** Begin Input data **

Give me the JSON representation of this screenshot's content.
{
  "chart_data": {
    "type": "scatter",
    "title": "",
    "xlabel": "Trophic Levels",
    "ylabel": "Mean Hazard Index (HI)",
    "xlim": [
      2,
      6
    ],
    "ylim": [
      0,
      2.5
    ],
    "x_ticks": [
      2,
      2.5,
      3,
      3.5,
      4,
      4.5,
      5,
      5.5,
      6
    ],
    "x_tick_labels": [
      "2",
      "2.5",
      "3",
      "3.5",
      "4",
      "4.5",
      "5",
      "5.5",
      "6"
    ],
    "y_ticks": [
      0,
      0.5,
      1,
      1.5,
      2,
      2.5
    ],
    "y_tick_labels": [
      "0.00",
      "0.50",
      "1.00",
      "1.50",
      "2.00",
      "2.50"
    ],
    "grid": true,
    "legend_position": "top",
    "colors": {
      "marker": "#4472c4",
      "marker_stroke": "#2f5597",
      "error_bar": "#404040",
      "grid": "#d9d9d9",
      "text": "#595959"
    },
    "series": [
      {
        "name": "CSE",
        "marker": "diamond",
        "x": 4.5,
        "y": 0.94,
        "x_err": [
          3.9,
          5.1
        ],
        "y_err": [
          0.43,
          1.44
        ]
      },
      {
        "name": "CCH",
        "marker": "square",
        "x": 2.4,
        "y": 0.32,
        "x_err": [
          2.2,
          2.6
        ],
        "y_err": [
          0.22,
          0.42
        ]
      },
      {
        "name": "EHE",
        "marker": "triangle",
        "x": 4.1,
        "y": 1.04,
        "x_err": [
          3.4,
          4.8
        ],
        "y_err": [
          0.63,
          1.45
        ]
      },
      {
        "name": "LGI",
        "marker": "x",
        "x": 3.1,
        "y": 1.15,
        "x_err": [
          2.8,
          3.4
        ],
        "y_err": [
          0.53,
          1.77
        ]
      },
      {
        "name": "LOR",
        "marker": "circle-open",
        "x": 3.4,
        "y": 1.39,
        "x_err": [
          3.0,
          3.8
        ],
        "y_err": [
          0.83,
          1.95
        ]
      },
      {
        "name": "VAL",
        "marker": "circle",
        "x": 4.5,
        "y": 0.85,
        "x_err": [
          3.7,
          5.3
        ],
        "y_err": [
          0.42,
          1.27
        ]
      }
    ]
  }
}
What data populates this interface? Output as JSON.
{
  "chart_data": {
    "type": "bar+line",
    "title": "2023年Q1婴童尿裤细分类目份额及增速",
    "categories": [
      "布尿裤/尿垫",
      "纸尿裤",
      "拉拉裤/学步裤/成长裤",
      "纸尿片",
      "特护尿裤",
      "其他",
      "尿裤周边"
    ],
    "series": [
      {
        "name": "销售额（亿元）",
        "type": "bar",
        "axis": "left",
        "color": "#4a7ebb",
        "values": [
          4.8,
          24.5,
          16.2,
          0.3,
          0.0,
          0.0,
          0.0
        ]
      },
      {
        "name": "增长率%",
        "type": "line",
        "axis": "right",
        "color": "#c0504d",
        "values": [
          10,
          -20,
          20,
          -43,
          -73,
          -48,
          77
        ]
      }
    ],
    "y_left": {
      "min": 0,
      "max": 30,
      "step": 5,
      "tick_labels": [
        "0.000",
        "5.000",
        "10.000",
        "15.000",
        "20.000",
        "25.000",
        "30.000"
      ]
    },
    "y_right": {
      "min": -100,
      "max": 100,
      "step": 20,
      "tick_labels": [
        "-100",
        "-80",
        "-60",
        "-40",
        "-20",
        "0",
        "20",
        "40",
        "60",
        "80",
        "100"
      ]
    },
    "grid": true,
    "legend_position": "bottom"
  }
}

** End Input data **

Direction
State how many lines of the listing include the word "this". Reply with the number alone.

Completed exercise
2